__Instruction__.
Repeat every one of the following items word for word, with no changes.

### Given data ###

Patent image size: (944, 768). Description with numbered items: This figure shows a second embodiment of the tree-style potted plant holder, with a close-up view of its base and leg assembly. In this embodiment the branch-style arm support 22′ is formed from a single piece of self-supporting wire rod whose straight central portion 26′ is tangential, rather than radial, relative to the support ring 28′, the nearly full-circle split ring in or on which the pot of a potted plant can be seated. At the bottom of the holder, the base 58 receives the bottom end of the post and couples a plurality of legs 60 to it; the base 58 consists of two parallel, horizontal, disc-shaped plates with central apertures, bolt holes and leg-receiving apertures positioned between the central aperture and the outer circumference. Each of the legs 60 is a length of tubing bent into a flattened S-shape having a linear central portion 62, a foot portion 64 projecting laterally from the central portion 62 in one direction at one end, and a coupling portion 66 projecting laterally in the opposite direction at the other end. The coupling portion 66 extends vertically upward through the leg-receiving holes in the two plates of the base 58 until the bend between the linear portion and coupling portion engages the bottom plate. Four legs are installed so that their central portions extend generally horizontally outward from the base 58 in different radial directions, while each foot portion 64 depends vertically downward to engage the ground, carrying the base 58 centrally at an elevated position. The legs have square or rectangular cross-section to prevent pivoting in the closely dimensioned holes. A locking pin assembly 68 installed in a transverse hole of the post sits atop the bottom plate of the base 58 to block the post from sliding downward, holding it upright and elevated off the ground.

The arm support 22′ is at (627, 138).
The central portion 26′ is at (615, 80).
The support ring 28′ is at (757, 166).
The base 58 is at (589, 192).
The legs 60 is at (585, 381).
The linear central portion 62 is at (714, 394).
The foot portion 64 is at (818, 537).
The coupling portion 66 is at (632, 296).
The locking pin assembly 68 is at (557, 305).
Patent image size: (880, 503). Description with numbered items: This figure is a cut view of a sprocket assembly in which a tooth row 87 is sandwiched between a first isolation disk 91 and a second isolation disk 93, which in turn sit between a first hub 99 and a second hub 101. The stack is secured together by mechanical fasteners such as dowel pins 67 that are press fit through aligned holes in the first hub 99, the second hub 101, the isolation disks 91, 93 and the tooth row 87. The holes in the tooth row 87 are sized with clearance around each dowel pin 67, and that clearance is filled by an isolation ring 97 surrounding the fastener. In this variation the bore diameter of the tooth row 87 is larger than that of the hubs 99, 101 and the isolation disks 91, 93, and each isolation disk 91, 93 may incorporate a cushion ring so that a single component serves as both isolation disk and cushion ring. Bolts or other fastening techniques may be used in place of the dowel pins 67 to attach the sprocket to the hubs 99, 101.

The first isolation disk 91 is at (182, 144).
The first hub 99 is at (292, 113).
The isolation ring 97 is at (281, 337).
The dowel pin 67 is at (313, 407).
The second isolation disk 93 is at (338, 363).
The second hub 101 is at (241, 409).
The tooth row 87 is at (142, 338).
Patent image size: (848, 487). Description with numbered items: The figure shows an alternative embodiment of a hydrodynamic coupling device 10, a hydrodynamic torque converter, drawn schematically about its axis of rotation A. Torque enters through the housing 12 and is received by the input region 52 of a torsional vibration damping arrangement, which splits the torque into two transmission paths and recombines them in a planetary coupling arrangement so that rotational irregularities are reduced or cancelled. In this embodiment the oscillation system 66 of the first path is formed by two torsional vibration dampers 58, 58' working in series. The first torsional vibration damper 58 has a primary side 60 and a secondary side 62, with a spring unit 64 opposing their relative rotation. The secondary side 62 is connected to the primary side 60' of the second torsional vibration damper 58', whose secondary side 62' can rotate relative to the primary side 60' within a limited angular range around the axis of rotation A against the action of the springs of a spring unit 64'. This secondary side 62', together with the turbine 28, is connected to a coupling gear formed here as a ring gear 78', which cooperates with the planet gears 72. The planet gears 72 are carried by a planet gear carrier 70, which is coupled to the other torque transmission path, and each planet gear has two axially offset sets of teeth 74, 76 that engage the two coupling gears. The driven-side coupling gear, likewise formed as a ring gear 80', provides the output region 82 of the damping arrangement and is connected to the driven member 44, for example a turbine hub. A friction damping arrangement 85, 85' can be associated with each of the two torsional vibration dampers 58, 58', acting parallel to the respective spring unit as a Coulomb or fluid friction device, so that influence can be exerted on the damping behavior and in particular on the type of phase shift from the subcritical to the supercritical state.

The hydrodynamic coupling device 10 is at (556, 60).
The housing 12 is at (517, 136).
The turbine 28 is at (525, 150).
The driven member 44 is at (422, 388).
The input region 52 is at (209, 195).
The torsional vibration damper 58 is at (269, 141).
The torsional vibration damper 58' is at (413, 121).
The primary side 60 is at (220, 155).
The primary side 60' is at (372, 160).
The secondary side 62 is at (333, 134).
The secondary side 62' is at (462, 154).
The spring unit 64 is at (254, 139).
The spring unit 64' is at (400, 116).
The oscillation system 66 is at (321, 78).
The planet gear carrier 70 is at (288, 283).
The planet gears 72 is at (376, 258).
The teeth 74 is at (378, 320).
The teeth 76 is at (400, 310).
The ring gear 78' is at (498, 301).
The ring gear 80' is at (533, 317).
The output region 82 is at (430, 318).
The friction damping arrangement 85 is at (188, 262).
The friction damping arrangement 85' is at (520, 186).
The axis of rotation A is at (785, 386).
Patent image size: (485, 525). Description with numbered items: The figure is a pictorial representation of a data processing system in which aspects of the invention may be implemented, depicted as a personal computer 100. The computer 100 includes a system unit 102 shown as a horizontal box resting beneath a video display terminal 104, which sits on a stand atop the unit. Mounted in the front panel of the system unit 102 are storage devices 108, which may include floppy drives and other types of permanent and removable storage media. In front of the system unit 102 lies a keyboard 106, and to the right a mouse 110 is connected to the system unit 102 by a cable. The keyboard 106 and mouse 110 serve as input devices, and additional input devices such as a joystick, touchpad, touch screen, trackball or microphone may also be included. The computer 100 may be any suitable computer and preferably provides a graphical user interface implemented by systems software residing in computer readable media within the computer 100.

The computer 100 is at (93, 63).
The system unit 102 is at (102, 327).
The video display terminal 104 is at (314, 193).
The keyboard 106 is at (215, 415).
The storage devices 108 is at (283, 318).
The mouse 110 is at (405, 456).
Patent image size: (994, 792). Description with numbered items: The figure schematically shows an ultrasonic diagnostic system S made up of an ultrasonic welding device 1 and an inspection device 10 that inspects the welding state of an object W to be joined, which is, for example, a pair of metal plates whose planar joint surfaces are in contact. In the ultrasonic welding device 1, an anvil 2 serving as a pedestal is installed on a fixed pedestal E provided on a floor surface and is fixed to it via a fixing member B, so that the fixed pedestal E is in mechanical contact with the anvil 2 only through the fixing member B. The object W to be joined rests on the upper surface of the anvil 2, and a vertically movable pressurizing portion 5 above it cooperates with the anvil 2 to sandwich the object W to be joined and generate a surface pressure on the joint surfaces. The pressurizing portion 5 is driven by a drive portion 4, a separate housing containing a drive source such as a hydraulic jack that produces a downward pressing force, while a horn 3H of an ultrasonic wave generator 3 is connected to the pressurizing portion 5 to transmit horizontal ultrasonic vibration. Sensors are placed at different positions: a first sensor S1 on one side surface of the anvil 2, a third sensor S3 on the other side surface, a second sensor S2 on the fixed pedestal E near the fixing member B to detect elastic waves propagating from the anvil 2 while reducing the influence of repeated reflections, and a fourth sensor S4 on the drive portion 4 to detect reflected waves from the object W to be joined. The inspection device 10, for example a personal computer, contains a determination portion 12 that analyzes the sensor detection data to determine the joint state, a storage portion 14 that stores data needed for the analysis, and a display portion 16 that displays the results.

###

__Full solution__.
Patent image size: (944, 768). Description with numbered items: This figure shows a second embodiment of the tree-style potted plant holder, with a close-up view of its base and leg assembly. In this embodiment the branch-style arm support 22′ is formed from a single piece of self-supporting wire rod whose straight central portion 26′ is tangential, rather than radial, relative to the support ring 28′, the nearly full-circle split ring in or on which the pot of a potted plant can be seated. At the bottom of the holder, the base 58 receives the bottom end of the post and couples a plurality of legs 60 to it; the base 58 consists of two parallel, horizontal, disc-shaped plates with central apertures, bolt holes and leg-receiving apertures positioned between the central aperture and the outer circumference. Each of the legs 60 is a length of tubing bent into a flattened S-shape having a linear central portion 62, a foot portion 64 projecting laterally from the central portion 62 in one direction at one end, and a coupling portion 66 projecting laterally in the opposite direction at the other end. The coupling portion 66 extends vertically upward through the leg-receiving holes in the two plates of the base 58 until the bend between the linear portion and coupling portion engages the bottom plate. Four legs are installed so that their central portions extend generally horizontally outward from the base 58 in different radial directions, while each foot portion 64 depends vertically downward to engage the ground, carrying the base 58 centrally at an elevated position. The legs have square or rectangular cross-section to prevent pivoting in the closely dimensioned holes. A locking pin assembly 68 installed in a transverse hole of the post sits atop the bottom plate of the base 58 to block the post from sliding downward, holding it upright and elevated off the ground.

The arm support 22′ is at (627, 138).
The central portion 26′ is at (615, 80).
The support ring 28′ is at (757, 166).
The base 58 is at (589, 192).
The legs 60 is at (585, 381).
The linear central portion 62 is at (714, 394).
The foot portion 64 is at (818, 537).
The coupling portion 66 is at (632, 296).
The locking pin assembly 68 is at (557, 305).
Patent image size: (880, 503). Description with numbered items: This figure is a cut view of a sprocket assembly in which a tooth row 87 is sandwiched between a first isolation disk 91 and a second isolation disk 93, which in turn sit between a first hub 99 and a second hub 101. The stack is secured together by mechanical fasteners such as dowel pins 67 that are press fit through aligned holes in the first hub 99, the second hub 101, the isolation disks 91, 93 and the tooth row 87. The holes in the tooth row 87 are sized with clearance around each dowel pin 67, and that clearance is filled by an isolation ring 97 surrounding the fastener. In this variation the bore diameter of the tooth row 87 is larger than that of the hubs 99, 101 and the isolation disks 91, 93, and each isolation disk 91, 93 may incorporate a cushion ring so that a single component serves as both isolation disk and cushion ring. Bolts or other fastening techniques may be used in place of the dowel pins 67 to attach the sprocket to the hubs 99, 101.

The first isolation disk 91 is at (182, 144).
The first hub 99 is at (292, 113).
The isolation ring 97 is at (281, 337).
The dowel pin 67 is at (313, 407).
The second isolation disk 93 is at (338, 363).
The second hub 101 is at (241, 409).
The tooth row 87 is at (142, 338).
Patent image size: (848, 487). Description with numbered items: The figure shows an alternative embodiment of a hydrodynamic coupling device 10, a hydrodynamic torque converter, drawn schematically about its axis of rotation A. Torque enters through the housing 12 and is received by the input region 52 of a torsional vibration damping arrangement, which splits the torque into two transmission paths and recombines them in a planetary coupling arrangement so that rotational irregularities are reduced or cancelled. In this embodiment the oscillation system 66 of the first path is formed by two torsional vibration dampers 58, 58' working in series. The first torsional vibration damper 58 has a primary side 60 and a secondary side 62, with a spring unit 64 opposing their relative rotation. The secondary side 62 is connected to the primary side 60' of the second torsional vibration damper 58', whose secondary side 62' can rotate relative to the primary side 60' within a limited angular range around the axis of rotation A against the action of the springs of a spring unit 64'. This secondary side 62', together with the turbine 28, is connected to a coupling gear formed here as a ring gear 78', which cooperates with the planet gears 72. The planet gears 72 are carried by a planet gear carrier 70, which is coupled to the other torque transmission path, and each planet gear has two axially offset sets of teeth 74, 76 that engage the two coupling gears. The driven-side coupling gear, likewise formed as a ring gear 80', provides the output region 82 of the damping arrangement and is connected to the driven member 44, for example a turbine hub. A friction damping arrangement 85, 85' can be associated with each of the two torsional vibration dampers 58, 58', acting parallel to the respective spring unit as a Coulomb or fluid friction device, so that influence can be exerted on the damping behavior and in particular on the type of phase shift from the subcritical to the supercritical state.

The hydrodynamic coupling device 10 is at (556, 60).
The housing 12 is at (517, 136).
The turbine 28 is at (525, 150).
The driven member 44 is at (422, 388).
The input region 52 is at (209, 195).
The torsional vibration damper 58 is at (269, 141).
The torsional vibration damper 58' is at (413, 121).
The primary side 60 is at (220, 155).
The primary side 60' is at (372, 160).
The secondary side 62 is at (333, 134).
The secondary side 62' is at (462, 154).
The spring unit 64 is at (254, 139).
The spring unit 64' is at (400, 116).
The oscillation system 66 is at (321, 78).
The planet gear carrier 70 is at (288, 283).
The planet gears 72 is at (376, 258).
The teeth 74 is at (378, 320).
The teeth 76 is at (400, 310).
The ring gear 78' is at (498, 301).
The ring gear 80' is at (533, 317).
The output region 82 is at (430, 318).
The friction damping arrangement 85 is at (188, 262).
The friction damping arrangement 85' is at (520, 186).
The axis of rotation A is at (785, 386).
Patent image size: (485, 525). Description with numbered items: The figure is a pictorial representation of a data processing system in which aspects of the invention may be implemented, depicted as a personal computer 100. The computer 100 includes a system unit 102 shown as a horizontal box resting beneath a video display terminal 104, which sits on a stand atop the unit. Mounted in the front panel of the system unit 102 are storage devices 108, which may include floppy drives and other types of permanent and removable storage media. In front of the system unit 102 lies a keyboard 106, and to the right a mouse 110 is connected to the system unit 102 by a cable. The keyboard 106 and mouse 110 serve as input devices, and additional input devices such as a joystick, touchpad, touch screen, trackball or microphone may also be included. The computer 100 may be any suitable computer and preferably provides a graphical user interface implemented by systems software residing in computer readable media within the computer 100.

The computer 100 is at (93, 63).
The system unit 102 is at (102, 327).
The video display terminal 104 is at (314, 193).
The keyboard 106 is at (215, 415).
The storage devices 108 is at (283, 318).
The mouse 110 is at (405, 456).
Patent image size: (994, 792). Description with numbered items: The figure schematically shows an ultrasonic diagnostic system S made up of an ultrasonic welding device 1 and an inspection device 10 that inspects the welding state of an object W to be joined, which is, for example, a pair of metal plates whose planar joint surfaces are in contact. In the ultrasonic welding device 1, an anvil 2 serving as a pedestal is installed on a fixed pedestal E provided on a floor surface and is fixed to it via a fixing member B, so that the fixed pedestal E is in mechanical contact with the anvil 2 only through the fixing member B. The object W to be joined rests on the upper surface of the anvil 2, and a vertically movable pressurizing portion 5 above it cooperates with the anvil 2 to sandwich the object W to be joined and generate a surface pressure on the joint surfaces. The pressurizing portion 5 is driven by a drive portion 4, a separate housing containing a drive source such as a hydraulic jack that produces a downward pressing force, while a horn 3H of an ultrasonic wave generator 3 is connected to the pressurizing portion 5 to transmit horizontal ultrasonic vibration. Sensors are placed at different positions: a first sensor S1 on one side surface of the anvil 2, a third sensor S3 on the other side surface, a second sensor S2 on the fixed pedestal E near the fixing member B to detect elastic waves propagating from the anvil 2 while reducing the influence of repeated reflections, and a fourth sensor S4 on the drive portion 4 to detect reflected waves from the object W to be joined. The inspection device 10, for example a personal computer, contains a determination portion 12 that analyzes the sensor detection data to determine the joint state, a storage portion 14 that stores data needed for the analysis, and a display portion 16 that displays the results.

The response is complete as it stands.